◆ EXTRACTED INFORMATION ◆
— Begin —

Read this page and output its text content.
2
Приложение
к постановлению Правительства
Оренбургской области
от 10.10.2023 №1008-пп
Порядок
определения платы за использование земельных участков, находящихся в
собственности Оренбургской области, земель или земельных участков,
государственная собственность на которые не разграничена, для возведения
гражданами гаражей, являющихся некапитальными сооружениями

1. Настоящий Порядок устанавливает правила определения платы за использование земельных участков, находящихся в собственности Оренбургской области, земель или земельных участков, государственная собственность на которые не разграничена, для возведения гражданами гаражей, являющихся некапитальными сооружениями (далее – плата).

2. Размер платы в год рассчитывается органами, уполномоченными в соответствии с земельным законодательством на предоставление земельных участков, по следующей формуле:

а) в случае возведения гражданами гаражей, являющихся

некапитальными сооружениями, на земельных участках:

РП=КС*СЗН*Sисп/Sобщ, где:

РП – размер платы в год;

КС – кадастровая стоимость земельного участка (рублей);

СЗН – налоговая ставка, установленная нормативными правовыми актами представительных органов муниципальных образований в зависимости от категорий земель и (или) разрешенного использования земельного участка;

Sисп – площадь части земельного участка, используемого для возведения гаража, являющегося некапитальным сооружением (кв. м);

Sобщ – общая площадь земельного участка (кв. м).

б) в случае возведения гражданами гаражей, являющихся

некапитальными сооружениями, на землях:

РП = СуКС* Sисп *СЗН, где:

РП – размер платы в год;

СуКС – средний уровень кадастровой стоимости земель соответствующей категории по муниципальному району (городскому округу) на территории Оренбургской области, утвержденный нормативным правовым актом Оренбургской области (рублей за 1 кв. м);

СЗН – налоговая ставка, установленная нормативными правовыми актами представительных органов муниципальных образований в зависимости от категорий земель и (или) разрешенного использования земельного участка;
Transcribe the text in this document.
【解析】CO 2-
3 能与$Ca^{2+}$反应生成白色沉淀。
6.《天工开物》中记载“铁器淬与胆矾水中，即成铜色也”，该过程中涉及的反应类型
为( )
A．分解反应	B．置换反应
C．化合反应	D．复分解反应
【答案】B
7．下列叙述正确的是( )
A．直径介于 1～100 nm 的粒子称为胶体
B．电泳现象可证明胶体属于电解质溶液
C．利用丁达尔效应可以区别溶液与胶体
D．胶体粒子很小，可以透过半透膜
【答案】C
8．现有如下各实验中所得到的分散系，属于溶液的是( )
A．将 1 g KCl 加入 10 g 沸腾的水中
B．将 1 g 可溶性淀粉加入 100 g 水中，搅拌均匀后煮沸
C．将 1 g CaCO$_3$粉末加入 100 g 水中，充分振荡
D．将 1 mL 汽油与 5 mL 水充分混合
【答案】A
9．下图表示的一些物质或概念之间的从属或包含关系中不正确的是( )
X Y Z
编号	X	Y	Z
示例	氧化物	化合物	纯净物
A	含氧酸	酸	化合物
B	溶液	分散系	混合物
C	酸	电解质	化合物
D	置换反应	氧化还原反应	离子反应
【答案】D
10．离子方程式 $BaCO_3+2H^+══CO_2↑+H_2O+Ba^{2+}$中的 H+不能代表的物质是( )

— End —

◆ WHAT IS BEING ASKED ◆
Figure out how many lines of the data above include "находящихся", then give the number and nothing more.

◆ ANSWER TO THIS TASK ◆
2